Written problem: Filter out everything except lines holding "legally".
----
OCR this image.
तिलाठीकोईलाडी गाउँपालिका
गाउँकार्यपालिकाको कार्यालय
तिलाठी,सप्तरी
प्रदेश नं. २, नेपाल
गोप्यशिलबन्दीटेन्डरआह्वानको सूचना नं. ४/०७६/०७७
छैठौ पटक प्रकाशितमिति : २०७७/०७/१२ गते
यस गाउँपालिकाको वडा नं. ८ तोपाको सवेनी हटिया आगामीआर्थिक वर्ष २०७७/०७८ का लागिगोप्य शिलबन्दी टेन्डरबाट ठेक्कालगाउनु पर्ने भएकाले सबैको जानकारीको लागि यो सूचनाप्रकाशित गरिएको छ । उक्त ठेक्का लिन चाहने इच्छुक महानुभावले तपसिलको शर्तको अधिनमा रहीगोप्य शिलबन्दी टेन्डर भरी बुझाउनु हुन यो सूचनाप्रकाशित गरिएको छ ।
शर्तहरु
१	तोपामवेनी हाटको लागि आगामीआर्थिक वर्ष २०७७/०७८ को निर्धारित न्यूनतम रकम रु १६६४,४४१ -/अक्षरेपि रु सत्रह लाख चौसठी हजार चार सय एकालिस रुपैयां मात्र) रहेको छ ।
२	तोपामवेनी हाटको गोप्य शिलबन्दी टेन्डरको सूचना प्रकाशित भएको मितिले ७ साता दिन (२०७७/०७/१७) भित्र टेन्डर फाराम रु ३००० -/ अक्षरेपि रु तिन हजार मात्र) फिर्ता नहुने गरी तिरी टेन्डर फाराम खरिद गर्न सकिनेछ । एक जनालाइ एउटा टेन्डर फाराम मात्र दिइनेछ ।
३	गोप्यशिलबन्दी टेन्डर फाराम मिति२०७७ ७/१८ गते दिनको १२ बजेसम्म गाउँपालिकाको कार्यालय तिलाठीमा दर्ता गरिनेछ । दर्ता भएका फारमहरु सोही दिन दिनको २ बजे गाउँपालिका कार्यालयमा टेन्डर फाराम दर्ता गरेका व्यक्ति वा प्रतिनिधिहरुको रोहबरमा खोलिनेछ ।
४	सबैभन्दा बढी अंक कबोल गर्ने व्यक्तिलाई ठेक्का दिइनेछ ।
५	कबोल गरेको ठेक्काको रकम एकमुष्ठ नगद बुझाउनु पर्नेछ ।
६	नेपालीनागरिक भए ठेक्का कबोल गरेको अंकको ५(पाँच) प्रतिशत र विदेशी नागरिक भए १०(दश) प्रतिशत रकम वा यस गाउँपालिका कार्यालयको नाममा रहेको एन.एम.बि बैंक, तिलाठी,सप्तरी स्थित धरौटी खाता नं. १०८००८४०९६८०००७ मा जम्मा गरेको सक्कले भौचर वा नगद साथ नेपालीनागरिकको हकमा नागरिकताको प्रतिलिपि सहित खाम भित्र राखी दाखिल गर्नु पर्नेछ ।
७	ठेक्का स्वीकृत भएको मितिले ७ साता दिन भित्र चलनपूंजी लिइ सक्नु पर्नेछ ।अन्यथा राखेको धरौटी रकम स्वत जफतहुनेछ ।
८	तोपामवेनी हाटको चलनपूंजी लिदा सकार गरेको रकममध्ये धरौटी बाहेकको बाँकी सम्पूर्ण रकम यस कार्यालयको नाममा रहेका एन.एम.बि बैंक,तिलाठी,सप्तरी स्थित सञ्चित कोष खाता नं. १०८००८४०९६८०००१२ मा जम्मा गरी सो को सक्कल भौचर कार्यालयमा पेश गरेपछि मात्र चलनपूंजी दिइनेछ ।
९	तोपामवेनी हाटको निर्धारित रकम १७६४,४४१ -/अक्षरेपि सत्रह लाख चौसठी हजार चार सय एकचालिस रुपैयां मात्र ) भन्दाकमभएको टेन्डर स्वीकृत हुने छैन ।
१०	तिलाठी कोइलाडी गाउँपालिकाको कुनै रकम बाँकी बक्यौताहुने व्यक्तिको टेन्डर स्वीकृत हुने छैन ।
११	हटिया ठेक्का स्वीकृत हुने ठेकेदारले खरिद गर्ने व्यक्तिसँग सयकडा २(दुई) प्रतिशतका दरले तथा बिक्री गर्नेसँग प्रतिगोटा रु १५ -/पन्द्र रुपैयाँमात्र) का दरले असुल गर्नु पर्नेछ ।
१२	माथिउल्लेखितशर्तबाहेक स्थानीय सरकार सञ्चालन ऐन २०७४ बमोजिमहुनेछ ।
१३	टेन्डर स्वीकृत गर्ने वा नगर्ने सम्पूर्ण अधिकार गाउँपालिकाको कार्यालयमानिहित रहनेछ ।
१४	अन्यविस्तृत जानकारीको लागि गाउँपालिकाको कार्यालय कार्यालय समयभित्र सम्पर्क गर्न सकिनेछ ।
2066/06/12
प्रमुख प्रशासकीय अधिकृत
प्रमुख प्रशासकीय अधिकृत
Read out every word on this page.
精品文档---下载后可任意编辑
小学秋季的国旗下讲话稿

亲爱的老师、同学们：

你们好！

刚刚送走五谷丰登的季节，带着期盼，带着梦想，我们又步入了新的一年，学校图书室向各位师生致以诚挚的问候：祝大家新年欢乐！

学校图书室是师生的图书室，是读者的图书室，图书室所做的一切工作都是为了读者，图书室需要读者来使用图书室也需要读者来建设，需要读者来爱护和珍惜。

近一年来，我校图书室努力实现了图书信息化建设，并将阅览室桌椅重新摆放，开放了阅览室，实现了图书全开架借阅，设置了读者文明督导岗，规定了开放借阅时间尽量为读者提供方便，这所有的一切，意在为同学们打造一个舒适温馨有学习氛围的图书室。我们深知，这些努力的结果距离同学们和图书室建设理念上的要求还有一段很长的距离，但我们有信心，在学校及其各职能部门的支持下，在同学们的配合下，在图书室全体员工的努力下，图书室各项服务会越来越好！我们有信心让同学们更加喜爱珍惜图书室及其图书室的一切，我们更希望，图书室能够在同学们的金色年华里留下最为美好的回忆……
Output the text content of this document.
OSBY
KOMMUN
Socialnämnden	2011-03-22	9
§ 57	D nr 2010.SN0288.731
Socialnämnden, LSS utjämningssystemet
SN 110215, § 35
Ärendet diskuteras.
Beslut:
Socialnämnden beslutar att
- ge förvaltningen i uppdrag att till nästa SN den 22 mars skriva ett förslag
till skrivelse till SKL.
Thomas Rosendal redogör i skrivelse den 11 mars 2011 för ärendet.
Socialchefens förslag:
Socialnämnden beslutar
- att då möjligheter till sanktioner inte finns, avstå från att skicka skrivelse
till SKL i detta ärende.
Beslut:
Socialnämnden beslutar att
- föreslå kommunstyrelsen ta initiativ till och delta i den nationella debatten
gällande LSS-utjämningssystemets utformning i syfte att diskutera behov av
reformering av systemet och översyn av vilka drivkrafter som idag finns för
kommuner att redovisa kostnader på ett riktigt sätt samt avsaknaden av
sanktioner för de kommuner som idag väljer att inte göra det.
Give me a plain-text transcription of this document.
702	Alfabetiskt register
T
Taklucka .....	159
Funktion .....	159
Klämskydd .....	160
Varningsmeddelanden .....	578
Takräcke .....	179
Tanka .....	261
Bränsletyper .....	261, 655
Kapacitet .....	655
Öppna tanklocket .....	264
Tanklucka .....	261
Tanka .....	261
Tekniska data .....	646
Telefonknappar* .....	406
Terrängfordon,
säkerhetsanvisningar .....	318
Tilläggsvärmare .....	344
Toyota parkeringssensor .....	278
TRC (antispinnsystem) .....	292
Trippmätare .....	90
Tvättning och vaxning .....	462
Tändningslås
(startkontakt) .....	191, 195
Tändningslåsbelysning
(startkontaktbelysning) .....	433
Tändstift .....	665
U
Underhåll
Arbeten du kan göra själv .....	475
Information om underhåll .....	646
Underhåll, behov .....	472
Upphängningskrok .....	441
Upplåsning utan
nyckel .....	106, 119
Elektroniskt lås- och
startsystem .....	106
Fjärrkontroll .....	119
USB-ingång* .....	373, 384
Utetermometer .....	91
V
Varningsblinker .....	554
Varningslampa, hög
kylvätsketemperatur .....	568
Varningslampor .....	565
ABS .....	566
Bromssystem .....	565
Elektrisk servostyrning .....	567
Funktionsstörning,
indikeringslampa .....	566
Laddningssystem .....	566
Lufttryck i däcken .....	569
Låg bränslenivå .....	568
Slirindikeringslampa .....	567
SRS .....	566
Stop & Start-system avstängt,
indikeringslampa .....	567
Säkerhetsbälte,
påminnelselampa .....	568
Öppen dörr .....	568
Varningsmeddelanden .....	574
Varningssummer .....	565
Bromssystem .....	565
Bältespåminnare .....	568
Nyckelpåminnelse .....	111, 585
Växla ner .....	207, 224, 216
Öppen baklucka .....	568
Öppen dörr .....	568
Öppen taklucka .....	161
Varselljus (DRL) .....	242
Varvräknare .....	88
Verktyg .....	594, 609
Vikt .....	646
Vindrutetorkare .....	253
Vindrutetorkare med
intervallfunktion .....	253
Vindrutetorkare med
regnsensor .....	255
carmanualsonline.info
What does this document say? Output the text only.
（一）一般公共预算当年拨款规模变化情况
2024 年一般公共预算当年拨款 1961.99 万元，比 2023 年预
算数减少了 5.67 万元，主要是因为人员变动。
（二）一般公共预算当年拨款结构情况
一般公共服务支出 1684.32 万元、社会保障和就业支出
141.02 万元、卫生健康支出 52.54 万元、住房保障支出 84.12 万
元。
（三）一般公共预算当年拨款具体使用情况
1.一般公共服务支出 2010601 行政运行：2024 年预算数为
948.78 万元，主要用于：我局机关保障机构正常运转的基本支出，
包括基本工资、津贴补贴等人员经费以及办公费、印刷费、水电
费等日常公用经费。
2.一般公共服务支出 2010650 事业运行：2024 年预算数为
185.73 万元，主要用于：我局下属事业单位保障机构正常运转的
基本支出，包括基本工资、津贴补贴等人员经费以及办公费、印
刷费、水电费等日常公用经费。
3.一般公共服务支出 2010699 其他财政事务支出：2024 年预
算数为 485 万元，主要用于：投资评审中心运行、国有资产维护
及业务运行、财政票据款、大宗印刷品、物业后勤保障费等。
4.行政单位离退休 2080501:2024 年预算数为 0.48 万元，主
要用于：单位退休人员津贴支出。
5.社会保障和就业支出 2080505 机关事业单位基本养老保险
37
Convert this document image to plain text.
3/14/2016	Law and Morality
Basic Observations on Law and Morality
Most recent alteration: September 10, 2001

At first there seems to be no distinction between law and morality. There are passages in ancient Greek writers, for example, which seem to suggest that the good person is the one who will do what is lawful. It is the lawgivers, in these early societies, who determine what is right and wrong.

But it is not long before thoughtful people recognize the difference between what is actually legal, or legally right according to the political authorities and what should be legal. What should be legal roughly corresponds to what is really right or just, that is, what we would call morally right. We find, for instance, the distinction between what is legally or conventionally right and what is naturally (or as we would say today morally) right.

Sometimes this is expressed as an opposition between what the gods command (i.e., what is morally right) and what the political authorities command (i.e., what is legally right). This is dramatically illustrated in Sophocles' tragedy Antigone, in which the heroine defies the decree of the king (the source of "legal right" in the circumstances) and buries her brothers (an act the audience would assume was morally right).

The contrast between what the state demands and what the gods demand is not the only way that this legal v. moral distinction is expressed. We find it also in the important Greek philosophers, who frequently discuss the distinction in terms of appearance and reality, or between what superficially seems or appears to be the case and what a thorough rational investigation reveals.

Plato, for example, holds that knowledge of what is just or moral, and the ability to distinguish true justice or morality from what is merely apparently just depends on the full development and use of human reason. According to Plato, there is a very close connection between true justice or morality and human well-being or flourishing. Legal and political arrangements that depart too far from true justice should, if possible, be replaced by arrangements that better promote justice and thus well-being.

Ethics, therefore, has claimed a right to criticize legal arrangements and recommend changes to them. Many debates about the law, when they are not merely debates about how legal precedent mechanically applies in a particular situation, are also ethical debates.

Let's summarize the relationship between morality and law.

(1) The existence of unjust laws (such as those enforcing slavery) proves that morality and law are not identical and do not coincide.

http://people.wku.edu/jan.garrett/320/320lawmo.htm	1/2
----
Response:
But it is not long before thoughtful people recognize the difference between what is actually legal, or legally right according to the political authorities and what should be legal. What should be legal roughly corresponds to what is really right or just, that is, what we would call morally right. We find, for instance, the distinction between what is legally or conventionally right and what is naturally (or as we would say today morally) right.
Sometimes this is expressed as an opposition between what the gods command (i.e., what is morally right) and what the political authorities command (i.e., what is legally right). This is dramatically illustrated in Sophocles' tragedy Antigone, in which the heroine defies the decree of the king (the source of "legal right" in the circumstances) and buries her brothers (an act the audience would assume was morally right).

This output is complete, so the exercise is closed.